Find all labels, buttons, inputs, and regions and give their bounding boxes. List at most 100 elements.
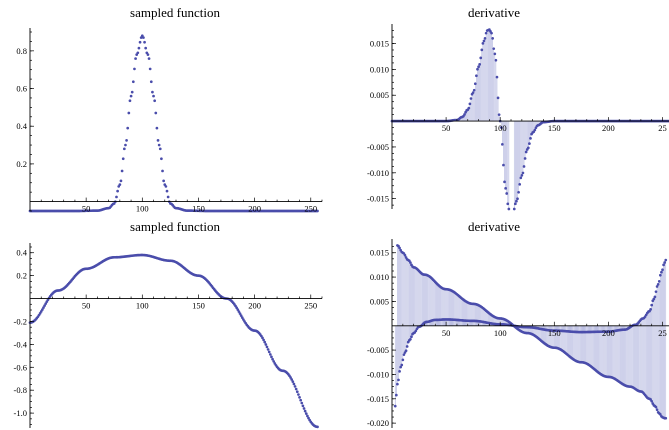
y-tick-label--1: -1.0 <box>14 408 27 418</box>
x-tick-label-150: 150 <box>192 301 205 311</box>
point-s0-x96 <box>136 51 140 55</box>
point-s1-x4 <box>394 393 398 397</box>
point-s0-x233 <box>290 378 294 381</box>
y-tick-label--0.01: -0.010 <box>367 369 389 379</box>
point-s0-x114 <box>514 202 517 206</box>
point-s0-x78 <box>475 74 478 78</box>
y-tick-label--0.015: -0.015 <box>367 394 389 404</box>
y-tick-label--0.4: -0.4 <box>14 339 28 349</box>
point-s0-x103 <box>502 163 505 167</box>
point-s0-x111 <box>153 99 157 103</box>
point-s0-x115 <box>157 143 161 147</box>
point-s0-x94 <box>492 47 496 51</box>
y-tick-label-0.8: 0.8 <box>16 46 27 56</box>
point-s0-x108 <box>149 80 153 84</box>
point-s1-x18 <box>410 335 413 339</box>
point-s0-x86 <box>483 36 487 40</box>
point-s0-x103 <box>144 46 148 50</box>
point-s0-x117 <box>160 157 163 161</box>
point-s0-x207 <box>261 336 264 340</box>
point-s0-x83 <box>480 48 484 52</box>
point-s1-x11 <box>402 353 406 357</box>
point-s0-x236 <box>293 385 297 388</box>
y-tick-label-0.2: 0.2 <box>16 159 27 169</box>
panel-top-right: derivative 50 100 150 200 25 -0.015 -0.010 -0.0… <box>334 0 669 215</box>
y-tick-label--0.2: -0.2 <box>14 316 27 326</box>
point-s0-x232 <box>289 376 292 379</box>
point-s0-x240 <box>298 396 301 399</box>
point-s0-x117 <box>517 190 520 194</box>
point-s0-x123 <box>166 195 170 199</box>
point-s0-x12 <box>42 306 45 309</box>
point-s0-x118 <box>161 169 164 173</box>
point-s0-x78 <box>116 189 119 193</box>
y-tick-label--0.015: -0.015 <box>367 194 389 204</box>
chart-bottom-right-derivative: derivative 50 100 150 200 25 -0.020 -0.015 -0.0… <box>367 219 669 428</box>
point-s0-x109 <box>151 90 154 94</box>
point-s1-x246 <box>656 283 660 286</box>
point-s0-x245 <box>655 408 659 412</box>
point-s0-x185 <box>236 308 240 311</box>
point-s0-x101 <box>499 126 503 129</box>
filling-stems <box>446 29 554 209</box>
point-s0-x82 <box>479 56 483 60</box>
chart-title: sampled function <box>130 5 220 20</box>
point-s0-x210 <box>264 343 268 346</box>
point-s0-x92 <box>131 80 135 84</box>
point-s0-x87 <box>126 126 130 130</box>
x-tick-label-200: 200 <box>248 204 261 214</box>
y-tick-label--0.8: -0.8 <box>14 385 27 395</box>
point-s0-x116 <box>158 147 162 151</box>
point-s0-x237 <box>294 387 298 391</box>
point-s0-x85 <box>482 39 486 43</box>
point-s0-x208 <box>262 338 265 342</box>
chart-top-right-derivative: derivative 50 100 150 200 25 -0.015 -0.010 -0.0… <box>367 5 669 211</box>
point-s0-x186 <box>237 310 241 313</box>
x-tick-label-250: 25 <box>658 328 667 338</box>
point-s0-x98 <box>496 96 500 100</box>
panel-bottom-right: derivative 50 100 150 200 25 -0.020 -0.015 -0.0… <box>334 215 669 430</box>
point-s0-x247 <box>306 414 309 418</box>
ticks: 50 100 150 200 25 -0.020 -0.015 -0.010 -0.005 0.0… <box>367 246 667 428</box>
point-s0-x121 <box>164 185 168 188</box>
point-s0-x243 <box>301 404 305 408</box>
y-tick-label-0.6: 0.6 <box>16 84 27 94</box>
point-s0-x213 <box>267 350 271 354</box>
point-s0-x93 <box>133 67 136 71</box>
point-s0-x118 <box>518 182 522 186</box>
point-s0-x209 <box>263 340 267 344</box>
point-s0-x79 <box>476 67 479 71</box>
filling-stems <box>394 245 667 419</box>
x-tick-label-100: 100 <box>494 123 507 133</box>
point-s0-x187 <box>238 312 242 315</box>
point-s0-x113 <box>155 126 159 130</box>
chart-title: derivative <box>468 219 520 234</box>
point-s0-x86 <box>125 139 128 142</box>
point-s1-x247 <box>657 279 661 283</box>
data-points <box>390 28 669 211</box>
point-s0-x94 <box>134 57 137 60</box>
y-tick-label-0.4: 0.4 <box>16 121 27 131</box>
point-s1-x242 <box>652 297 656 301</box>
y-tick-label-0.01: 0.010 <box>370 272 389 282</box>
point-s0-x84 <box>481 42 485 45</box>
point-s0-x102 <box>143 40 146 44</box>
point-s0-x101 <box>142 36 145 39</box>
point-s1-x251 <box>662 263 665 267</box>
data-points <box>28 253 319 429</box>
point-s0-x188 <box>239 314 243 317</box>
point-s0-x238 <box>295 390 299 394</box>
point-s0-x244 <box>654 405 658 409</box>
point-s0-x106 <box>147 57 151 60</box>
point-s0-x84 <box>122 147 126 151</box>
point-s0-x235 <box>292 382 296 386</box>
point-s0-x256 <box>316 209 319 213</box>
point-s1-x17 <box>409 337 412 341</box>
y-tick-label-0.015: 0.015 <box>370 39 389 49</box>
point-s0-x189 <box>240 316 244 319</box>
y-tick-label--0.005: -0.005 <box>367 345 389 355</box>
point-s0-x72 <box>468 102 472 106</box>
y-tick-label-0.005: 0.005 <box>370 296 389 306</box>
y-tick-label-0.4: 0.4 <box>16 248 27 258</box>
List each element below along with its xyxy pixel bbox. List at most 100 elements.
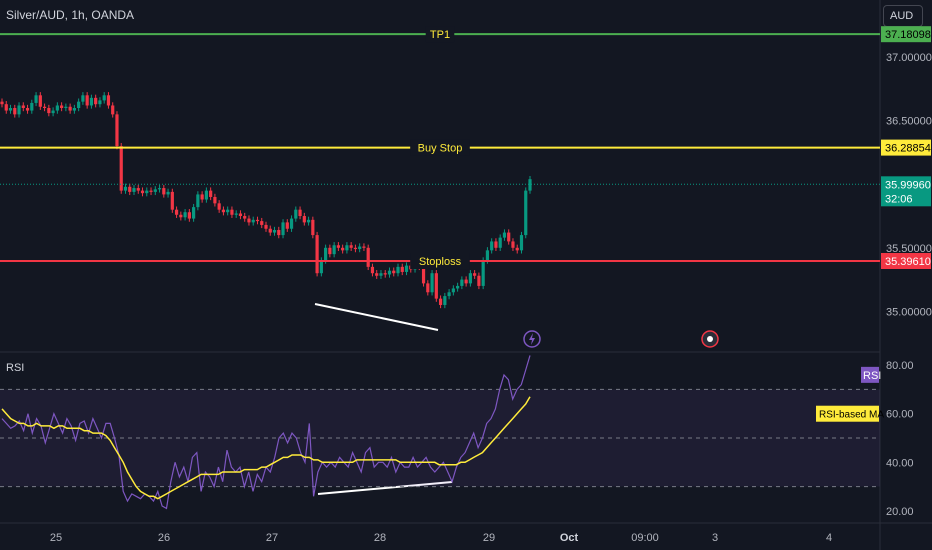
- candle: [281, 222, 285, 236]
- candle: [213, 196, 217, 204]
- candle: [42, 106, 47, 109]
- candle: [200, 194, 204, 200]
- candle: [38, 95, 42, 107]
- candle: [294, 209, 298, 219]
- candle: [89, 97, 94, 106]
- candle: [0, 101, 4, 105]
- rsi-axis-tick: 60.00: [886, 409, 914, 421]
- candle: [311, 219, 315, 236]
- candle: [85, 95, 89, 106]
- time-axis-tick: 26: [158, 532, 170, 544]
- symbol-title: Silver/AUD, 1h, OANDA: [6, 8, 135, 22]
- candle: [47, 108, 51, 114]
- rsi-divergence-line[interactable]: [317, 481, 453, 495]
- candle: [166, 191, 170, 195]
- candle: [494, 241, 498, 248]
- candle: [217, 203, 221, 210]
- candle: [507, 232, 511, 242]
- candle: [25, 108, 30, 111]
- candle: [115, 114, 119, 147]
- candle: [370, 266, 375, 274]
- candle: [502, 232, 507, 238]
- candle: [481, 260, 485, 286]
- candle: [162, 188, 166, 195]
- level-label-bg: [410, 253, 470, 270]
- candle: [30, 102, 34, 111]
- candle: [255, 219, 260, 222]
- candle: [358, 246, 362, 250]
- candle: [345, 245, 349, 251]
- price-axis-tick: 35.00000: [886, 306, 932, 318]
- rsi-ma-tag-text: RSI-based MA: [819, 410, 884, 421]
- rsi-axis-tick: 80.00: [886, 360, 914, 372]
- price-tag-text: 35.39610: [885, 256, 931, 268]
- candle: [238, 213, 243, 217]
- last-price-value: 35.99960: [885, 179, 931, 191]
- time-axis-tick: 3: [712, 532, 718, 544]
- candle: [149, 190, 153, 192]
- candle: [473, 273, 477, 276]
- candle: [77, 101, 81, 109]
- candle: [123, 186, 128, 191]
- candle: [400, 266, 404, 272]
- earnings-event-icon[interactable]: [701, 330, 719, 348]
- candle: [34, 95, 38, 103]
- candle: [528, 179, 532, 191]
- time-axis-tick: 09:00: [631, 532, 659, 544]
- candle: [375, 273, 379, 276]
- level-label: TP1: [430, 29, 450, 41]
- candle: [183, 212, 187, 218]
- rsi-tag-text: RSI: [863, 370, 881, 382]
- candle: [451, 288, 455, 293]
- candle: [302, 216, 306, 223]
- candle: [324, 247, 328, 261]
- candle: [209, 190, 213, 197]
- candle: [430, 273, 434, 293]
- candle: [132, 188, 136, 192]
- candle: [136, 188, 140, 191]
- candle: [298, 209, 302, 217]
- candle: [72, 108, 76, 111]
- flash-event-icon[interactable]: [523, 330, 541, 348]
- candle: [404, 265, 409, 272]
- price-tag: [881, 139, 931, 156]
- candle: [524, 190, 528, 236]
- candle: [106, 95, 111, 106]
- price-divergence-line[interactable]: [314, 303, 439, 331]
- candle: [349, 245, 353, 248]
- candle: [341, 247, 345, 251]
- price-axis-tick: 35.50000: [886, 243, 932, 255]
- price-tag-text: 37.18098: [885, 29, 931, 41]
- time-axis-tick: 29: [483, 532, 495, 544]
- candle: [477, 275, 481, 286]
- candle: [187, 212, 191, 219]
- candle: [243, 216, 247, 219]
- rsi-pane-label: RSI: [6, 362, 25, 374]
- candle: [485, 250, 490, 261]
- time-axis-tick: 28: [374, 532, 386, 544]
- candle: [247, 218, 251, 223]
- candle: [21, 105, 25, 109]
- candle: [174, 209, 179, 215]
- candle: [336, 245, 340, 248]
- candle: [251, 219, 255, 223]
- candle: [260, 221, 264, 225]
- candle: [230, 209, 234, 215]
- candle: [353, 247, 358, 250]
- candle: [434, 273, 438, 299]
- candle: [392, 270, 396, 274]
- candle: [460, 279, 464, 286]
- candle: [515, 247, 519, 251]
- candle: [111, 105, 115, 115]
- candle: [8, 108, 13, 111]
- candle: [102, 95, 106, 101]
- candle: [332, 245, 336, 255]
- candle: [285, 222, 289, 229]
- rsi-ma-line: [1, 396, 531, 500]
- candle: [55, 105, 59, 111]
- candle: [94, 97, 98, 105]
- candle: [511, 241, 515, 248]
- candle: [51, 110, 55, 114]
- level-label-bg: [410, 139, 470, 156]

=== Exercise aim ===
Rewrite the lines of the material starting at the line that contains "- candle: [281, 222, 285, 236]" and ending at the line that contains "- rsi-divergence-line[interactable]: [317, 481, 453, 495]", replacing "symbol-title" with "chart-title" and leaving everything else unchanged.

=== In response ===
- candle: [281, 222, 285, 236]
- candle: [213, 196, 217, 204]
- candle: [42, 106, 47, 109]
- candle: [200, 194, 204, 200]
- candle: [38, 95, 42, 107]
- candle: [294, 209, 298, 219]
- candle: [89, 97, 94, 106]
- candle: [0, 101, 4, 105]
- rsi-axis-tick: 60.00: [886, 409, 914, 421]
- candle: [311, 219, 315, 236]
- candle: [85, 95, 89, 106]
- time-axis-tick: 26: [158, 532, 170, 544]
- chart-title: Silver/AUD, 1h, OANDA: [6, 8, 135, 22]
- candle: [47, 108, 51, 114]
- rsi-divergence-line[interactable]: [317, 481, 453, 495]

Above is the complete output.